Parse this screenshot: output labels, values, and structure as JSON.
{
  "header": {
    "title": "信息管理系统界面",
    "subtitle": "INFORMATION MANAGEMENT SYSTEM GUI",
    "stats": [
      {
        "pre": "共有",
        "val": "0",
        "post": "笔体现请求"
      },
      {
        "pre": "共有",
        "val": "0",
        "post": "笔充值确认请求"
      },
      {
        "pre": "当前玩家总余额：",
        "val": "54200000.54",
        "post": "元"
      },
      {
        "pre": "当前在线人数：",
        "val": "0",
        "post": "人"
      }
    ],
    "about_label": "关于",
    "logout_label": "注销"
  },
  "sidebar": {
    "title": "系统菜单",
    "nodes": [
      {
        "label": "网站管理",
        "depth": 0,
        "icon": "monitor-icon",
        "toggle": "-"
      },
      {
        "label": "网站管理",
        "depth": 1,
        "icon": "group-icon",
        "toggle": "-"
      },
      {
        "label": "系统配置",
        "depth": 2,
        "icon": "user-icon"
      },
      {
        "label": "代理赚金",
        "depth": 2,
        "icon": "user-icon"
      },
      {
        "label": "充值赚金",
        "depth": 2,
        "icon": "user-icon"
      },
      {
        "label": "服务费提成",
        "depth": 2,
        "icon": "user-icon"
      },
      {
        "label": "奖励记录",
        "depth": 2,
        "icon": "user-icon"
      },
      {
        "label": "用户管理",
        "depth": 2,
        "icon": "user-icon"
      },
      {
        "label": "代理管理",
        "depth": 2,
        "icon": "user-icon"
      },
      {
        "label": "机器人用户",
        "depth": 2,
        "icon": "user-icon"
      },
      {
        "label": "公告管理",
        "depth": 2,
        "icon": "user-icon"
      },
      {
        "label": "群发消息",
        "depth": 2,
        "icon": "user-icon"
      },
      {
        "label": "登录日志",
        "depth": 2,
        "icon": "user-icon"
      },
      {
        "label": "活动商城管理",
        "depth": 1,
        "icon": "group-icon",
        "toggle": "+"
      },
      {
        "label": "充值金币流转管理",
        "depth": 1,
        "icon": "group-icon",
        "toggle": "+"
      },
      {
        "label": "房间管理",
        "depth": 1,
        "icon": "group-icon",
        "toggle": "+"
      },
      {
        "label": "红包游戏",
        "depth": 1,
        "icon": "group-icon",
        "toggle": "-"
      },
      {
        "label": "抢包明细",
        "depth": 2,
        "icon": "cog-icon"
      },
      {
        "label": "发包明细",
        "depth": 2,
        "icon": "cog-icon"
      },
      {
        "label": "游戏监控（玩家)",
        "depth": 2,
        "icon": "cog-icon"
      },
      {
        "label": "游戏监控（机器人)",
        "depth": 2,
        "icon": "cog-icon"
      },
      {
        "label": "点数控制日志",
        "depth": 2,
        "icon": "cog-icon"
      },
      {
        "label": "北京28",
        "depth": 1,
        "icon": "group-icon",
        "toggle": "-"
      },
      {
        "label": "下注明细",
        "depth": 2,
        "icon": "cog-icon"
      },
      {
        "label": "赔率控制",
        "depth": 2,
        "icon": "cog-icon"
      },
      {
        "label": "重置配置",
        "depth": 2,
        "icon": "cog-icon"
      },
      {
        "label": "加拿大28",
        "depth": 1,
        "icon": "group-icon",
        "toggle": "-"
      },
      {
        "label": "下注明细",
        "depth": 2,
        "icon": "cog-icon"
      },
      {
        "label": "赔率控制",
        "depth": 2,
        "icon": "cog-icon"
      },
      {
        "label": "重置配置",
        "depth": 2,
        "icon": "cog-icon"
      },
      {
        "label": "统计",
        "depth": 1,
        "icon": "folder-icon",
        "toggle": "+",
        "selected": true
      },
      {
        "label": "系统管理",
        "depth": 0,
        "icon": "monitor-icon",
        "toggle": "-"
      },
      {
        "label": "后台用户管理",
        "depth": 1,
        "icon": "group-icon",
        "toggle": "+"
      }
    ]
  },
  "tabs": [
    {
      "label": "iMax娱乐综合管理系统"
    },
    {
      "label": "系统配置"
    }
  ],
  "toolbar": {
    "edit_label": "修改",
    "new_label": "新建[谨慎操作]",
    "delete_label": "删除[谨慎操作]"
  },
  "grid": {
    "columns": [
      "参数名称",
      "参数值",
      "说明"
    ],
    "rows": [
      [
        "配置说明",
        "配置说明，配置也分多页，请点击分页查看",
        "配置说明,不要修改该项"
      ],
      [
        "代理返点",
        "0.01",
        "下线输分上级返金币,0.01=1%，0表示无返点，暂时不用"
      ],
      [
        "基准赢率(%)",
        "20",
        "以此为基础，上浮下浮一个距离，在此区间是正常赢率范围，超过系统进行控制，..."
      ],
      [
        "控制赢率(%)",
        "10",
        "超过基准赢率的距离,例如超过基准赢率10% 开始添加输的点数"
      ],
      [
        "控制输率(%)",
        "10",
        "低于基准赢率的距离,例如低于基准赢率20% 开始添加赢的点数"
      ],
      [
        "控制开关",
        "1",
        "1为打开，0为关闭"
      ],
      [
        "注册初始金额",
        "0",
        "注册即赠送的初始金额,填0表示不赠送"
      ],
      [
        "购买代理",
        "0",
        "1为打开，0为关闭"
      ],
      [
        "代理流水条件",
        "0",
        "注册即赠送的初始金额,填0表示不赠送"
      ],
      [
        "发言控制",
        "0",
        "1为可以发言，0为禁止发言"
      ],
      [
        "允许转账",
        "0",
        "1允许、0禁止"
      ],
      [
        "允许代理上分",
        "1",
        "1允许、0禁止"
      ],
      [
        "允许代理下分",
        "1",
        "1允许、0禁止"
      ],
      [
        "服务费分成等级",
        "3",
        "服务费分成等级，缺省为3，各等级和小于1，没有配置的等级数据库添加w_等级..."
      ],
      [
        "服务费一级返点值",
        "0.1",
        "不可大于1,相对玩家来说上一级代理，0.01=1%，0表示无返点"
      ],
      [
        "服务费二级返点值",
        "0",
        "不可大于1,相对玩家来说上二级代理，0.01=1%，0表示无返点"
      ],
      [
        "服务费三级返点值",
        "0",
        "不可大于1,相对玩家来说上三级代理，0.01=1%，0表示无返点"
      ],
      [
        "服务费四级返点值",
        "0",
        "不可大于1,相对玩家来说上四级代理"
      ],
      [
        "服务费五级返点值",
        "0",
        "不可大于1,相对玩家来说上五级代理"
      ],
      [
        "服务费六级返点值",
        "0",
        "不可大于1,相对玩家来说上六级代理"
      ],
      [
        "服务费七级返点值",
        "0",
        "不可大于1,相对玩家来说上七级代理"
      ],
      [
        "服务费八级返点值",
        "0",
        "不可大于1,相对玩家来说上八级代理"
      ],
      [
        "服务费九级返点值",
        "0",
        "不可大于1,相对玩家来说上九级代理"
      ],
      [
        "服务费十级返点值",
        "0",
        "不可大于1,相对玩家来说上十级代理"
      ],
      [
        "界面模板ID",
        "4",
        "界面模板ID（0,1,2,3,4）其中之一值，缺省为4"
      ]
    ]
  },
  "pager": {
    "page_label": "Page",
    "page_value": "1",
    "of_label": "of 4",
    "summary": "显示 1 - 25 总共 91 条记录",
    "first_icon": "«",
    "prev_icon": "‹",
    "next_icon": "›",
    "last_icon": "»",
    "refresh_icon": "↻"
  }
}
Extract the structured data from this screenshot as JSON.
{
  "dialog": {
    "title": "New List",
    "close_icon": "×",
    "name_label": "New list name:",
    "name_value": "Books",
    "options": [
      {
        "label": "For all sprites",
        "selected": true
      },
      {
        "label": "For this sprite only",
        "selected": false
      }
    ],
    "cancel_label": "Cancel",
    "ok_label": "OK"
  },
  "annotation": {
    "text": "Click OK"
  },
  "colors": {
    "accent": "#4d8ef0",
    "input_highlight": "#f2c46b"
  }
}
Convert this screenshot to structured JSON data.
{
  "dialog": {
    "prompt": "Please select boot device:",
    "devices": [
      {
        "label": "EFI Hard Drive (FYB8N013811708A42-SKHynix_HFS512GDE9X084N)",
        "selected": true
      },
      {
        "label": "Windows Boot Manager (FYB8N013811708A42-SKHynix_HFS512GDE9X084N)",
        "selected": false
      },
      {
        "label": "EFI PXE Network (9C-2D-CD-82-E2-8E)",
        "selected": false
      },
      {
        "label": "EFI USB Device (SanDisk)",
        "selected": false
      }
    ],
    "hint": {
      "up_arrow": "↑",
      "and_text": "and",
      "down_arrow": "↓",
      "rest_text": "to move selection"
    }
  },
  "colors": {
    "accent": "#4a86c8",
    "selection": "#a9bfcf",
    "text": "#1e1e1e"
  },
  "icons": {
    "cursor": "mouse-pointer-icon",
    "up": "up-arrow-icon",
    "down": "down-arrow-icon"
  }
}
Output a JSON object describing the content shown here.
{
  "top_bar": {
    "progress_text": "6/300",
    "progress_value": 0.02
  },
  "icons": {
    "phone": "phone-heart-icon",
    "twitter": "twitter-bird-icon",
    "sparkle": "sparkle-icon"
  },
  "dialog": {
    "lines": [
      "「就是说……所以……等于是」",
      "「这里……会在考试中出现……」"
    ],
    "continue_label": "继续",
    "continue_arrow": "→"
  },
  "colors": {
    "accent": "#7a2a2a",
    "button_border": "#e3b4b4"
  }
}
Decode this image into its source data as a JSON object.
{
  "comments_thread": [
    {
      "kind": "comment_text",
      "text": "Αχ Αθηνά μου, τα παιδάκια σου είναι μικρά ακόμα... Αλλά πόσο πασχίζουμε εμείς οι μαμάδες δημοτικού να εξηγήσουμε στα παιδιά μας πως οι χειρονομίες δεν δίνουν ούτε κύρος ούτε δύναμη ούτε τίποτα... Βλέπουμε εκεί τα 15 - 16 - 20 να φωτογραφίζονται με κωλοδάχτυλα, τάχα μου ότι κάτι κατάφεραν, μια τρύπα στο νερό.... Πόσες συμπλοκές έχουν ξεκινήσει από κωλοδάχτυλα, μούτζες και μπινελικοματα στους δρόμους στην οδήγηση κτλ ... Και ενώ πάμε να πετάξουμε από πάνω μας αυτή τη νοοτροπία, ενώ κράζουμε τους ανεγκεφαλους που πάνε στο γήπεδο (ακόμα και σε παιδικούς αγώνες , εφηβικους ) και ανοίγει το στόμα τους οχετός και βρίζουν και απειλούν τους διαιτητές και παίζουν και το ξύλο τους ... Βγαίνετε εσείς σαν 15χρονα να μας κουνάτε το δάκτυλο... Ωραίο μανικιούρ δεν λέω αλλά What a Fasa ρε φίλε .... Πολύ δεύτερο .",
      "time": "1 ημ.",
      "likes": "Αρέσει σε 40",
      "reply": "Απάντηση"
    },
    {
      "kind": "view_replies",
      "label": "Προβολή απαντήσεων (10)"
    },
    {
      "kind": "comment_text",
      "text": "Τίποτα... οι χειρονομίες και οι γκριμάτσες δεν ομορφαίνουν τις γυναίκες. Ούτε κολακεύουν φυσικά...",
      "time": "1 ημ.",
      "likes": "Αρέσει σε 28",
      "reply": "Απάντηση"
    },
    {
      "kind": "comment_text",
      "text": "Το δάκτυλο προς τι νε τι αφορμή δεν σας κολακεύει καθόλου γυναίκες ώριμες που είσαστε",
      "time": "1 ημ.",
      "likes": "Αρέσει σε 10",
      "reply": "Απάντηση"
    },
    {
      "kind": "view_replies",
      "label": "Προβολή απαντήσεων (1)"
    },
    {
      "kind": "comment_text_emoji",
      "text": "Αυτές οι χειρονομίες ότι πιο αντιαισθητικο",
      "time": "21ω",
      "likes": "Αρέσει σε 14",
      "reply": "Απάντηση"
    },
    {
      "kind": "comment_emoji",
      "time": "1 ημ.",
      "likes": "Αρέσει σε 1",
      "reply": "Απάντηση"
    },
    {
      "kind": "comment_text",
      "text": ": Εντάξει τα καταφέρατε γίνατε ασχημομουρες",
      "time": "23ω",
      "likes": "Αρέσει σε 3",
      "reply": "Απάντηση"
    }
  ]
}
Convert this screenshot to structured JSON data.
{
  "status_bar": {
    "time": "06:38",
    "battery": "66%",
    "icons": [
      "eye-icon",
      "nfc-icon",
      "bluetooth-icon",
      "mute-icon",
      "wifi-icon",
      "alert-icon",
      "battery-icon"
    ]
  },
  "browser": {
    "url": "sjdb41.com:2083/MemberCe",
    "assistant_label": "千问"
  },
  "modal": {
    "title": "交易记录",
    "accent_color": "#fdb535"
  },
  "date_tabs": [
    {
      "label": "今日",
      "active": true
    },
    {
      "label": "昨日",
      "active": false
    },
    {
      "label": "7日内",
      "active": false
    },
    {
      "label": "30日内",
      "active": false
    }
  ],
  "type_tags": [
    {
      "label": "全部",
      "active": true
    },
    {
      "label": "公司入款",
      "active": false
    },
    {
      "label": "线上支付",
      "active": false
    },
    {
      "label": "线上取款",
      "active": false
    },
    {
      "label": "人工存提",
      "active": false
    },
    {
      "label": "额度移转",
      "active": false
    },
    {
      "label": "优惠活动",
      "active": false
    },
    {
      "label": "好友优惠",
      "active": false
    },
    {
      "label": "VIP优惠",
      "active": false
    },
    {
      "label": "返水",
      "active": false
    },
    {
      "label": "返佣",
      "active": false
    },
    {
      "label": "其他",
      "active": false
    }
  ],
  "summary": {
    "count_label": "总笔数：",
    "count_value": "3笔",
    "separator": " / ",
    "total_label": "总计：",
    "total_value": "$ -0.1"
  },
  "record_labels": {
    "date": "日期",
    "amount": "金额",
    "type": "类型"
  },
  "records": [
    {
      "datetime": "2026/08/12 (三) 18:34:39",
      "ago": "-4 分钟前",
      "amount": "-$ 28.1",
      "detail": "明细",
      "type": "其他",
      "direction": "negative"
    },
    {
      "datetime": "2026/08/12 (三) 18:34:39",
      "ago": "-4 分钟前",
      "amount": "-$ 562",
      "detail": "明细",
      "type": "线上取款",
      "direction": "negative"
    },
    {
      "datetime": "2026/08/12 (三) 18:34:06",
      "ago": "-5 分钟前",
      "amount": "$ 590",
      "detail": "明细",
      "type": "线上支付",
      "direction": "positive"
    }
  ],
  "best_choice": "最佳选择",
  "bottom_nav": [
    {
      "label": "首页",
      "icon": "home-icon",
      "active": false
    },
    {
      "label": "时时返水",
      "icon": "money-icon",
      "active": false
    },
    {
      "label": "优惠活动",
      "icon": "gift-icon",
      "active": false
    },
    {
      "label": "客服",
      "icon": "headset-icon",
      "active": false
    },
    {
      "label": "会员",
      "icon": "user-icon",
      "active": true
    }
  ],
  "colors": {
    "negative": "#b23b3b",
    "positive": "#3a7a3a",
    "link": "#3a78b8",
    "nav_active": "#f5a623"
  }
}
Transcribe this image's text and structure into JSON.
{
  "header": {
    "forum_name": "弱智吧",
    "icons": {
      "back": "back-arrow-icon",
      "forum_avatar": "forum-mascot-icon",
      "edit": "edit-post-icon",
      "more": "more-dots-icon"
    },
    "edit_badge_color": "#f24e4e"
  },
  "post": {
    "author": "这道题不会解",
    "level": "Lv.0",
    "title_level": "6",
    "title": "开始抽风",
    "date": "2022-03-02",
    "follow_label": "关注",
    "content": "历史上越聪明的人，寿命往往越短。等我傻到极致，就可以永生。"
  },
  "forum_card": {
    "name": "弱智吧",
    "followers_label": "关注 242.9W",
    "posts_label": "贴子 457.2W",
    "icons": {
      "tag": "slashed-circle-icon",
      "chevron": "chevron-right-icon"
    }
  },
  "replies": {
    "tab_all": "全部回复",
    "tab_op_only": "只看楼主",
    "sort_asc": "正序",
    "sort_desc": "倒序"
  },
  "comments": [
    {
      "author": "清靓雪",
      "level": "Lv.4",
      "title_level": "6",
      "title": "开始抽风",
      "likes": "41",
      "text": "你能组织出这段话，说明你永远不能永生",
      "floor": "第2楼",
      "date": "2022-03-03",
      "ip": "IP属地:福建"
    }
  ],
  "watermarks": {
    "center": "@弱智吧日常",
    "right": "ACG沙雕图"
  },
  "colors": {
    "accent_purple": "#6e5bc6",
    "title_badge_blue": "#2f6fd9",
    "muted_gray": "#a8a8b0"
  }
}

☆ ☆ ☆

> Given instruction
Identify how many lines in the entries above contain the word "likes" and provide only that figure.

> Exercise solution
7